--- TO DO ---
What follows is a set of entries. Repeat them exactly, but not their pictures.

--- EXTRACTED DATA ---
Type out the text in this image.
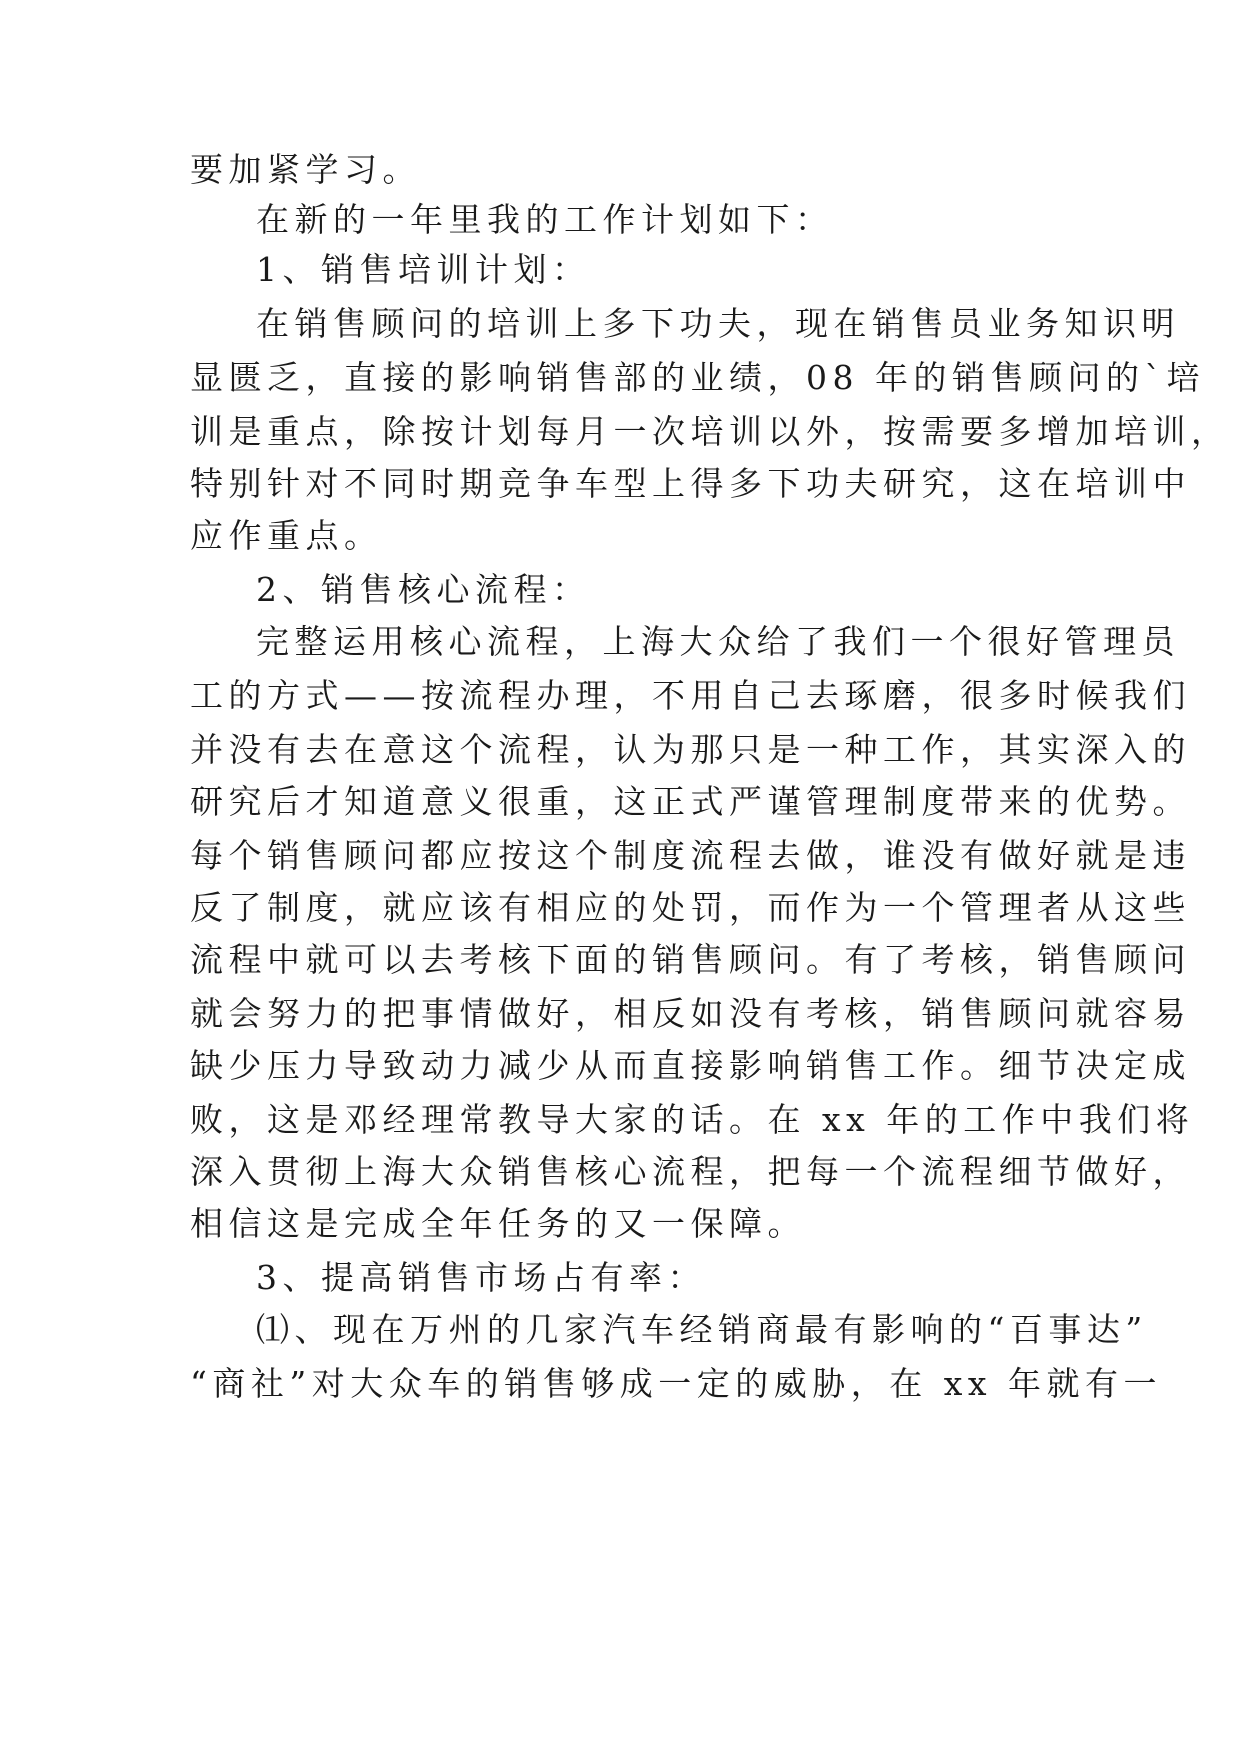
要加紧学习。
在新的一年里我的工作计划如下：
1、销售培训计划：
在销售顾问的培训上多下功夫，现在销售员业务知识明
显匮乏，直接的影响销售部的业绩，08 年的销售顾问的`培
训是重点，除按计划每月一次培训以外，按需要多增加培训，
特别针对不同时期竞争车型上得多下功夫研究，这在培训中
应作重点。
2、销售核心流程：
完整运用核心流程，上海大众给了我们一个很好管理员
工的方式——按流程办理，不用自己去琢磨，很多时候我们
并没有去在意这个流程，认为那只是一种工作，其实深入的
研究后才知道意义很重，这正式严谨管理制度带来的优势。
每个销售顾问都应按这个制度流程去做，谁没有做好就是违
反了制度，就应该有相应的处罚，而作为一个管理者从这些
流程中就可以去考核下面的销售顾问。有了考核，销售顾问
就会努力的把事情做好，相反如没有考核，销售顾问就容易
缺少压力导致动力减少从而直接影响销售工作。细节决定成
败，这是邓经理常教导大家的话。在 xx 年的工作中我们将
深入贯彻上海大众销售核心流程，把每一个流程细节做好，
相信这是完成全年任务的又一保障。
3、提高销售市场占有率：
⑴、现在万州的几家汽车经销商最有影响的“百事达”
“商社”对大众车的销售够成一定的威胁，在 xx 年就有一
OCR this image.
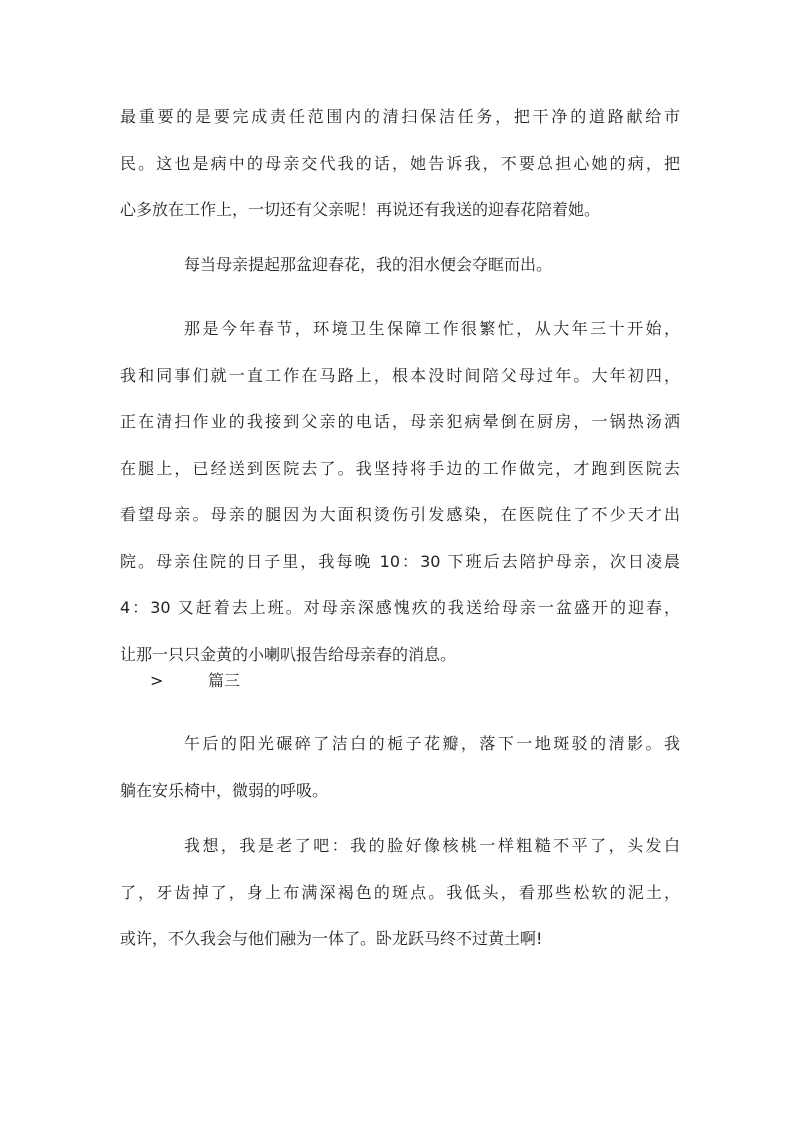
最重要的是要完成责任范围内的清扫保洁任务，把干净的道路献给市
民。这也是病中的母亲交代我的话，她告诉我，不要总担心她的病，把
心多放在工作上，一切还有父亲呢！再说还有我送的迎春花陪着她。
每当母亲提起那盆迎春花，我的泪水便会夺眶而出。
那是今年春节，环境卫生保障工作很繁忙，从大年三十开始，
我和同事们就一直工作在马路上，根本没时间陪父母过年。大年初四，
正在清扫作业的我接到父亲的电话，母亲犯病晕倒在厨房，一锅热汤洒
在腿上，已经送到医院去了。我坚持将手边的工作做完，才跑到医院去
看望母亲。母亲的腿因为大面积烫伤引发感染，在医院住了不少天才出
院。母亲住院的日子里，我每晚 10：30 下班后去陪护母亲，次日凌晨
4：30 又赶着去上班。对母亲深感愧疚的我送给母亲一盆盛开的迎春，
让那一只只金黄的小喇叭报告给母亲春的消息。
>	篇三
午后的阳光碾碎了洁白的栀子花瓣，落下一地斑驳的清影。我
躺在安乐椅中，微弱的呼吸。
我想，我是老了吧：我的脸好像核桃一样粗糙不平了，头发白
了，牙齿掉了，身上布满深褐色的斑点。我低头，看那些松软的泥土，
或许，不久我会与他们融为一体了。卧龙跃马终不过黄土啊!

--- SOLUTION ---
Type out the text in this image.
要加紧学习。
在新的一年里我的工作计划如下：
1、销售培训计划：
在销售顾问的培训上多下功夫，现在销售员业务知识明
显匮乏，直接的影响销售部的业绩，08 年的销售顾问的`培
训是重点，除按计划每月一次培训以外，按需要多增加培训，
特别针对不同时期竞争车型上得多下功夫研究，这在培训中
应作重点。
2、销售核心流程：
完整运用核心流程，上海大众给了我们一个很好管理员
工的方式——按流程办理，不用自己去琢磨，很多时候我们
并没有去在意这个流程，认为那只是一种工作，其实深入的
研究后才知道意义很重，这正式严谨管理制度带来的优势。
每个销售顾问都应按这个制度流程去做，谁没有做好就是违
反了制度，就应该有相应的处罚，而作为一个管理者从这些
流程中就可以去考核下面的销售顾问。有了考核，销售顾问
就会努力的把事情做好，相反如没有考核，销售顾问就容易
缺少压力导致动力减少从而直接影响销售工作。细节决定成
败，这是邓经理常教导大家的话。在 xx 年的工作中我们将
深入贯彻上海大众销售核心流程，把每一个流程细节做好，
相信这是完成全年任务的又一保障。
3、提高销售市场占有率：
⑴、现在万州的几家汽车经销商最有影响的“百事达”
“商社”对大众车的销售够成一定的威胁，在 xx 年就有一
OCR this image.
最重要的是要完成责任范围内的清扫保洁任务，把干净的道路献给市
民。这也是病中的母亲交代我的话，她告诉我，不要总担心她的病，把
心多放在工作上，一切还有父亲呢！再说还有我送的迎春花陪着她。
每当母亲提起那盆迎春花，我的泪水便会夺眶而出。
那是今年春节，环境卫生保障工作很繁忙，从大年三十开始，
我和同事们就一直工作在马路上，根本没时间陪父母过年。大年初四，
正在清扫作业的我接到父亲的电话，母亲犯病晕倒在厨房，一锅热汤洒
在腿上，已经送到医院去了。我坚持将手边的工作做完，才跑到医院去
看望母亲。母亲的腿因为大面积烫伤引发感染，在医院住了不少天才出
院。母亲住院的日子里，我每晚 10：30 下班后去陪护母亲，次日凌晨
4：30 又赶着去上班。对母亲深感愧疚的我送给母亲一盆盛开的迎春，
让那一只只金黄的小喇叭报告给母亲春的消息。
>	篇三
午后的阳光碾碎了洁白的栀子花瓣，落下一地斑驳的清影。我
躺在安乐椅中，微弱的呼吸。
我想，我是老了吧：我的脸好像核桃一样粗糙不平了，头发白
了，牙齿掉了，身上布满深褐色的斑点。我低头，看那些松软的泥土，
或许，不久我会与他们融为一体了。卧龙跃马终不过黄土啊!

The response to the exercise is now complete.